Extracted data entries
════════════════
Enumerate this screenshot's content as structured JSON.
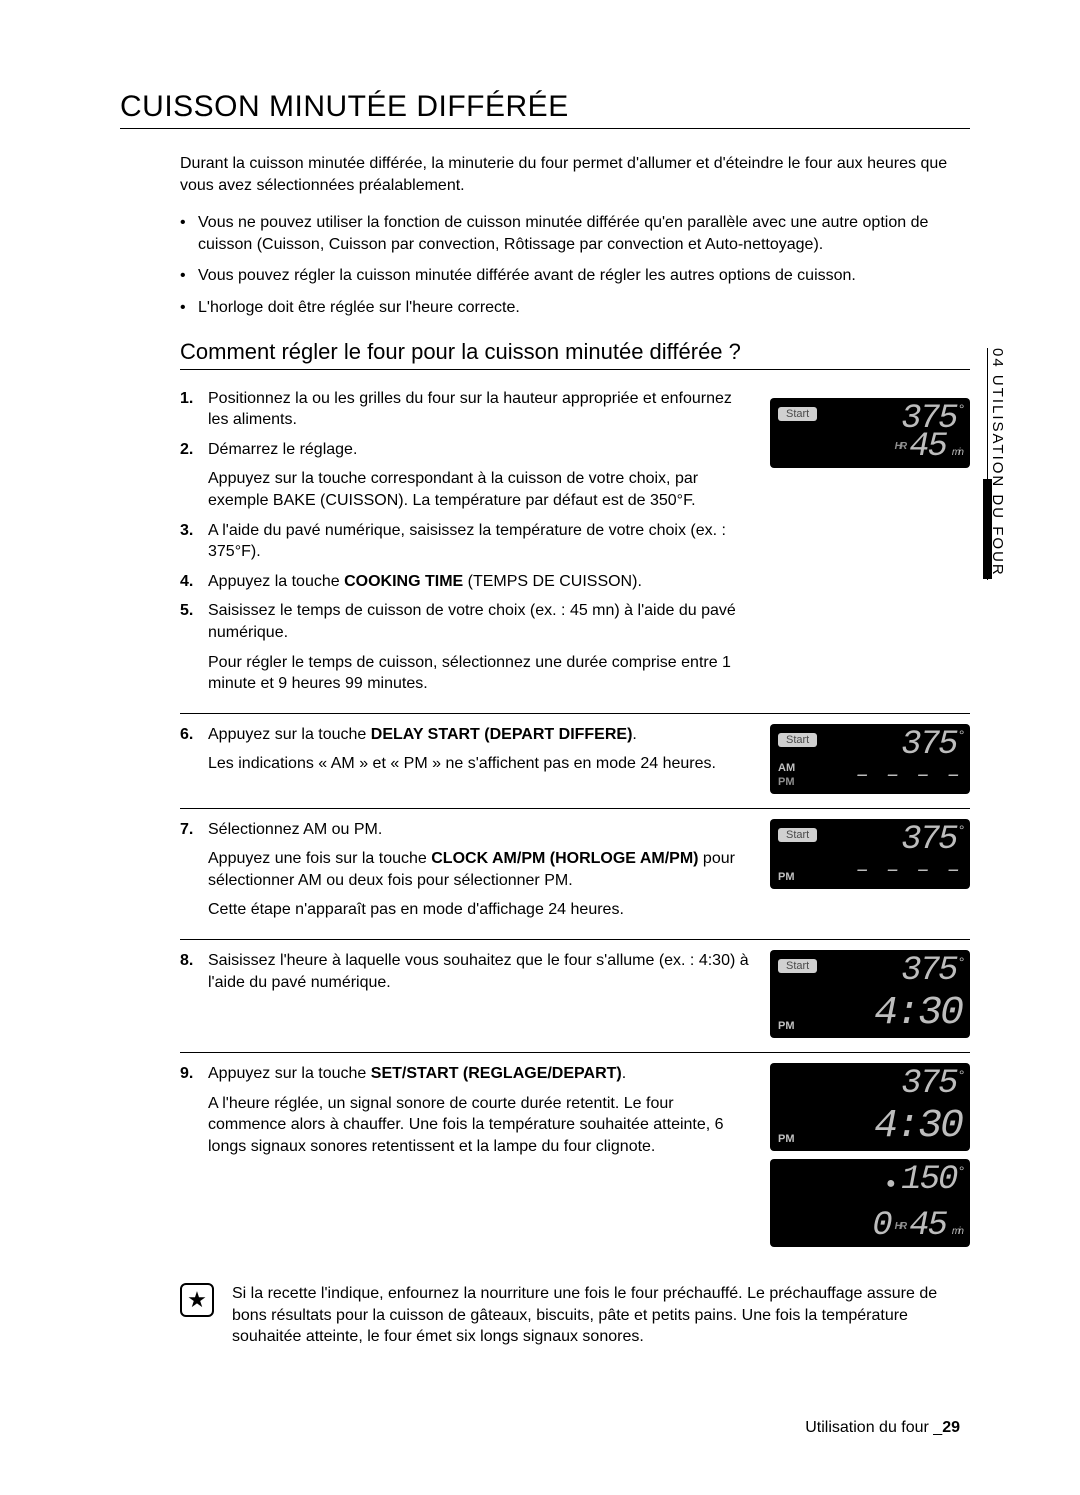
{
  "title": "CUISSON MINUTÉE DIFFÉRÉE",
  "intro": "Durant la cuisson minutée différée, la minuterie du four permet d'allumer et d'éteindre le four aux heures que vous avez sélectionnées préalablement.",
  "bullets": [
    "Vous ne pouvez utiliser la fonction de cuisson minutée différée qu'en parallèle avec une autre option de cuisson (Cuisson, Cuisson par convection, Rôtissage par convection et Auto-nettoyage).",
    "Vous pouvez régler la cuisson minutée différée avant de régler les autres options de cuisson.",
    "L'horloge doit être réglée sur l'heure correcte."
  ],
  "subheading": "Comment régler le four pour la cuisson minutée différée ?",
  "side_tab": "04  UTILISATION DU FOUR",
  "steps": {
    "s1": {
      "num": "1.",
      "text": "Positionnez la ou les grilles du four sur la hauteur appropriée et enfournez les aliments."
    },
    "s2": {
      "num": "2.",
      "text": "Démarrez le réglage.",
      "text2": "Appuyez sur la touche correspondant à la cuisson de votre choix, par exemple BAKE (CUISSON). La température par défaut est de 350°F."
    },
    "s3": {
      "num": "3.",
      "text": "A l'aide du pavé numérique, saisissez la température de votre choix (ex. : 375°F)."
    },
    "s4": {
      "num": "4.",
      "text_pre": "Appuyez la touche ",
      "bold": "COOKING TIME",
      "text_post": " (TEMPS DE CUISSON)."
    },
    "s5": {
      "num": "5.",
      "text": "Saisissez le temps de cuisson de votre choix (ex. : 45 mn) à l'aide du pavé numérique.",
      "text2": "Pour régler le temps de cuisson, sélectionnez une durée comprise entre 1 minute et 9 heures 99 minutes."
    },
    "s6": {
      "num": "6.",
      "text_pre": "Appuyez sur la touche ",
      "bold": "DELAY START (DEPART DIFFERE)",
      "text_post": ".",
      "text2": "Les indications « AM » et « PM » ne s'affichent pas en mode 24 heures."
    },
    "s7": {
      "num": "7.",
      "text": "Sélectionnez AM ou PM.",
      "text2_pre": "Appuyez une fois sur la touche ",
      "text2_bold": "CLOCK AM/PM (HORLOGE AM/PM)",
      "text2_post": " pour sélectionner AM ou deux fois pour sélectionner PM.",
      "text3": "Cette étape n'apparaît pas en mode d'affichage 24 heures."
    },
    "s8": {
      "num": "8.",
      "text": "Saisissez l'heure à laquelle vous souhaitez que le four s'allume (ex. : 4:30) à l'aide du pavé numérique."
    },
    "s9": {
      "num": "9.",
      "text_pre": "Appuyez sur la touche ",
      "bold": "SET/START (REGLAGE/DEPART)",
      "text_post": ".",
      "text2": "A l'heure réglée, un signal sonore de courte durée retentit. Le four commence alors à chauffer. Une fois la température souhaitée atteinte, 6 longs signaux sonores retentissent et la lampe du four clignote."
    }
  },
  "displays": {
    "start_label": "Start",
    "temp375": "375",
    "temp150": "150",
    "time45": "45",
    "time430": "4:30",
    "zero": "0",
    "hr": "HR",
    "min": "min",
    "am": "AM",
    "pm": "PM",
    "dashes": "– –  – –"
  },
  "tip": "Si la recette l'indique, enfournez la nourriture une fois le four préchauffé. Le préchauffage assure de bons résultats pour la cuisson de gâteaux, biscuits, pâte et petits pains. Une fois la température souhaitée atteinte, le four émet six longs signaux sonores.",
  "footer_text": "Utilisation du four _",
  "footer_page": "29",
  "colors": {
    "lcd_bg": "#000000",
    "lcd_text": "#bdbdbd",
    "badge_bg": "#d0d0d0"
  }
}
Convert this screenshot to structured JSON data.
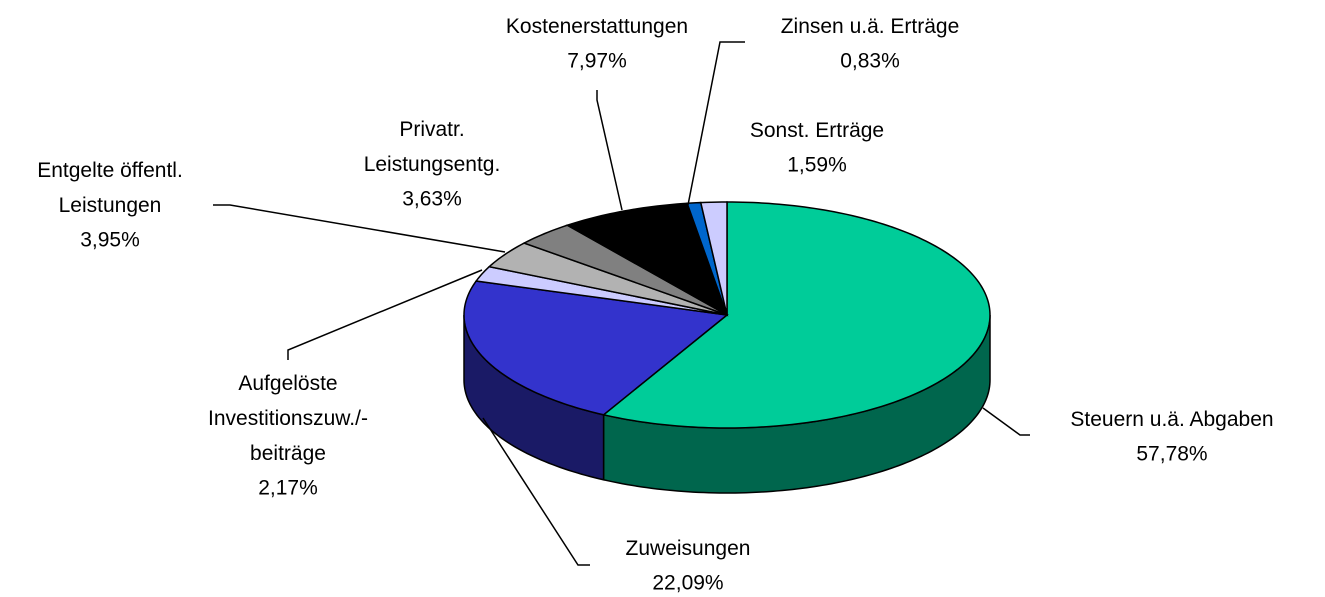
{
  "chart_data": {
    "type": "pie3d",
    "categories": [
      "Steuern u.ä. Abgaben",
      "Zuweisungen",
      "Aufgelöste\nInvestitionszuw./-\nbeiträge",
      "Entgelte öffentl.\nLeistungen",
      "Privatr.\nLeistungsentg.",
      "Kostenerstattungen",
      "Zinsen u.ä. Erträge",
      "Sonst. Erträge"
    ],
    "values": [
      57.78,
      22.09,
      2.17,
      3.95,
      3.63,
      7.97,
      0.83,
      1.59
    ],
    "value_labels": [
      "57,78%",
      "22,09%",
      "2,17%",
      "3,95%",
      "3,63%",
      "7,97%",
      "0,83%",
      "1,59%"
    ],
    "colors": [
      "#00cc99",
      "#3333cc",
      "#ccccff",
      "#b2b2b2",
      "#808080",
      "#000000",
      "#0066cc",
      "#ccccff"
    ]
  }
}
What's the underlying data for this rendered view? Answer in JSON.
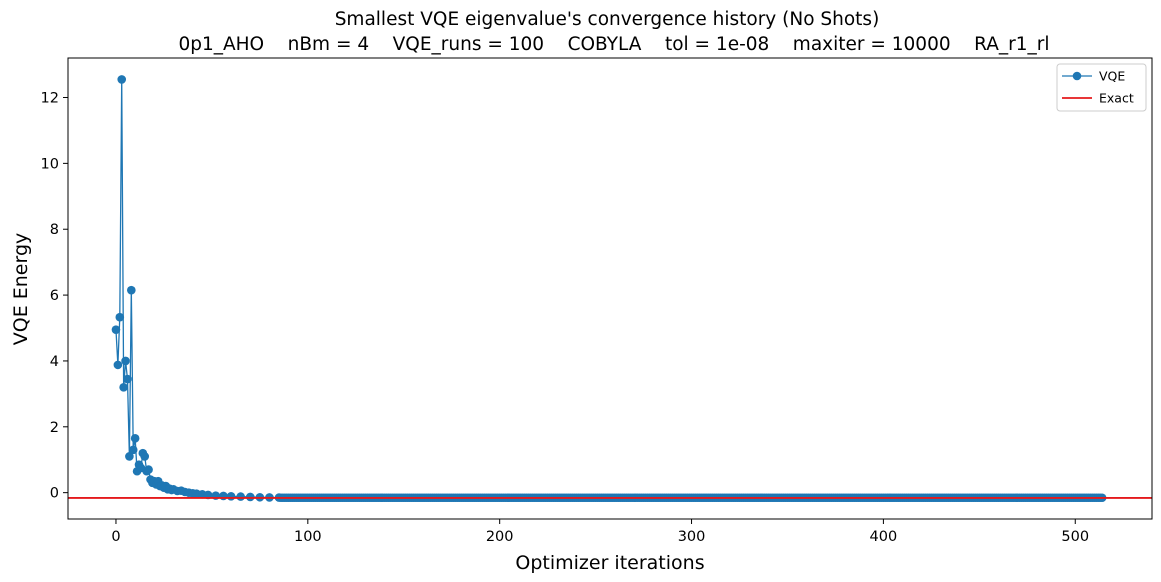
════════════════
◆ Exercise details
From the line holding "Convert this screenshot" to the last line of the listing, please output each line exactly as it stands. Pictures stay out of the copy.

◆ Result of the task
Convert this screenshot to structured JSON data.
{
  "chart_data": {
    "type": "pie3d",
    "categories": [
      "Steuern u.ä. Abgaben",
      "Zuweisungen",
      "Aufgelöste\nInvestitionszuw./-\nbeiträge",
      "Entgelte öffentl.\nLeistungen",
      "Privatr.\nLeistungsentg.",
      "Kostenerstattungen",
      "Zinsen u.ä. Erträge",
      "Sonst. Erträge"
    ],
    "values": [
      57.78,
      22.09,
      2.17,
      3.95,
      3.63,
      7.97,
      0.83,
      1.59
    ],
    "value_labels": [
      "57,78%",
      "22,09%",
      "2,17%",
      "3,95%",
      "3,63%",
      "7,97%",
      "0,83%",
      "1,59%"
    ],
    "colors": [
      "#00cc99",
      "#3333cc",
      "#ccccff",
      "#b2b2b2",
      "#808080",
      "#000000",
      "#0066cc",
      "#ccccff"
    ]
  }
}
What's the underlying data for this rendered view? Answer in JSON.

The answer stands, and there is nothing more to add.